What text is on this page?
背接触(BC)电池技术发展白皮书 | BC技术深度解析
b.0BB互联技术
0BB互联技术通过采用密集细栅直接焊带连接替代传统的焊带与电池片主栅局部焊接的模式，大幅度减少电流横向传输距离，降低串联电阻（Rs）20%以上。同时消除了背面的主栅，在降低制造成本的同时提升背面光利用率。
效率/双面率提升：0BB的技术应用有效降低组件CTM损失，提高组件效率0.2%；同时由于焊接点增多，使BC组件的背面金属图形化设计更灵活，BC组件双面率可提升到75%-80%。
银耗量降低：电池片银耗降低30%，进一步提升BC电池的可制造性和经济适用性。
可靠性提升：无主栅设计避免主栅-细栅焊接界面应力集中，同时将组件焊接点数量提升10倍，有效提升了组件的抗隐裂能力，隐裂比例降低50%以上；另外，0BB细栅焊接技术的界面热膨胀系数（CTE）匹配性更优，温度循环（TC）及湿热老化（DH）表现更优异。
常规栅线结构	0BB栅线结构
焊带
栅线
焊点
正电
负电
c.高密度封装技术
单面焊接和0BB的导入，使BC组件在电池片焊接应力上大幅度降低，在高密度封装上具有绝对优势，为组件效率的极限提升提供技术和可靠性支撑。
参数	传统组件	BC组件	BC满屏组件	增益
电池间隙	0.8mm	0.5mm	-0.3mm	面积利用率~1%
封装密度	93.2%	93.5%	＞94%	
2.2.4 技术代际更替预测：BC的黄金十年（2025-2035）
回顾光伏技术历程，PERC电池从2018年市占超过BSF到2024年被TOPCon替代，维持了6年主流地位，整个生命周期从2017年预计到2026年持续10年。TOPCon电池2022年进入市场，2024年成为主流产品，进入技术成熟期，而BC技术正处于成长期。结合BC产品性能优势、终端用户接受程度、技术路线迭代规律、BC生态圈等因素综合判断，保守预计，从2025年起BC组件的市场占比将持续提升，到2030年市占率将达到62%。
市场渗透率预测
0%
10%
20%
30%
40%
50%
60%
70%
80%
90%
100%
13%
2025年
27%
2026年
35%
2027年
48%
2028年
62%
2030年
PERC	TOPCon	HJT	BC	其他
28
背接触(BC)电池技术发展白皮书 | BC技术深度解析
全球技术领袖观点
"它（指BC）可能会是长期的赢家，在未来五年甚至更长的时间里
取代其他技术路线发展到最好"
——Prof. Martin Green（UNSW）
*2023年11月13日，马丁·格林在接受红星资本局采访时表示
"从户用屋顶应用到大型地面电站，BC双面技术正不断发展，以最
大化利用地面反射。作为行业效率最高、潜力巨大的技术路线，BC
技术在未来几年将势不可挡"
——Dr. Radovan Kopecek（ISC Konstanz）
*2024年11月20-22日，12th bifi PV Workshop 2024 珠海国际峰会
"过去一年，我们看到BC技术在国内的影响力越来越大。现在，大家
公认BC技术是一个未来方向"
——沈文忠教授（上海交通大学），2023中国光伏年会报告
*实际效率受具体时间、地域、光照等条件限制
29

★ ★ ★

**Aim of the task:** Go through the listing above and restate it word for word.

**Answer for this exercise:**
What text is on this page?
背接触(BC)电池技术发展白皮书 | BC技术深度解析
b.0BB互联技术
0BB互联技术通过采用密集细栅直接焊带连接替代传统的焊带与电池片主栅局部焊接的模式，大幅度减少电流横向传输距离，降低串联电阻（Rs）20%以上。同时消除了背面的主栅，在降低制造成本的同时提升背面光利用率。
效率/双面率提升：0BB的技术应用有效降低组件CTM损失，提高组件效率0.2%；同时由于焊接点增多，使BC组件的背面金属图形化设计更灵活，BC组件双面率可提升到75%-80%。
银耗量降低：电池片银耗降低30%，进一步提升BC电池的可制造性和经济适用性。
可靠性提升：无主栅设计避免主栅-细栅焊接界面应力集中，同时将组件焊接点数量提升10倍，有效提升了组件的抗隐裂能力，隐裂比例降低50%以上；另外，0BB细栅焊接技术的界面热膨胀系数（CTE）匹配性更优，温度循环（TC）及湿热老化（DH）表现更优异。
常规栅线结构	0BB栅线结构
焊带
栅线
焊点
正电
负电
c.高密度封装技术
单面焊接和0BB的导入，使BC组件在电池片焊接应力上大幅度降低，在高密度封装上具有绝对优势，为组件效率的极限提升提供技术和可靠性支撑。
参数	传统组件	BC组件	BC满屏组件	增益
电池间隙	0.8mm	0.5mm	-0.3mm	面积利用率~1%
封装密度	93.2%	93.5%	＞94%	
2.2.4 技术代际更替预测：BC的黄金十年（2025-2035）
回顾光伏技术历程，PERC电池从2018年市占超过BSF到2024年被TOPCon替代，维持了6年主流地位，整个生命周期从2017年预计到2026年持续10年。TOPCon电池2022年进入市场，2024年成为主流产品，进入技术成熟期，而BC技术正处于成长期。结合BC产品性能优势、终端用户接受程度、技术路线迭代规律、BC生态圈等因素综合判断，保守预计，从2025年起BC组件的市场占比将持续提升，到2030年市占率将达到62%。
市场渗透率预测
0%
10%
20%
30%
40%
50%
60%
70%
80%
90%
100%
13%
2025年
27%
2026年
35%
2027年
48%
2028年
62%
2030年
PERC	TOPCon	HJT	BC	其他
28
背接触(BC)电池技术发展白皮书 | BC技术深度解析
全球技术领袖观点
"它（指BC）可能会是长期的赢家，在未来五年甚至更长的时间里
取代其他技术路线发展到最好"
——Prof. Martin Green（UNSW）
*2023年11月13日，马丁·格林在接受红星资本局采访时表示
"从户用屋顶应用到大型地面电站，BC双面技术正不断发展，以最
大化利用地面反射。作为行业效率最高、潜力巨大的技术路线，BC
技术在未来几年将势不可挡"
——Dr. Radovan Kopecek（ISC Konstanz）
*2024年11月20-22日，12th bifi PV Workshop 2024 珠海国际峰会
"过去一年，我们看到BC技术在国内的影响力越来越大。现在，大家
公认BC技术是一个未来方向"
——沈文忠教授（上海交通大学），2023中国光伏年会报告
*实际效率受具体时间、地域、光照等条件限制
29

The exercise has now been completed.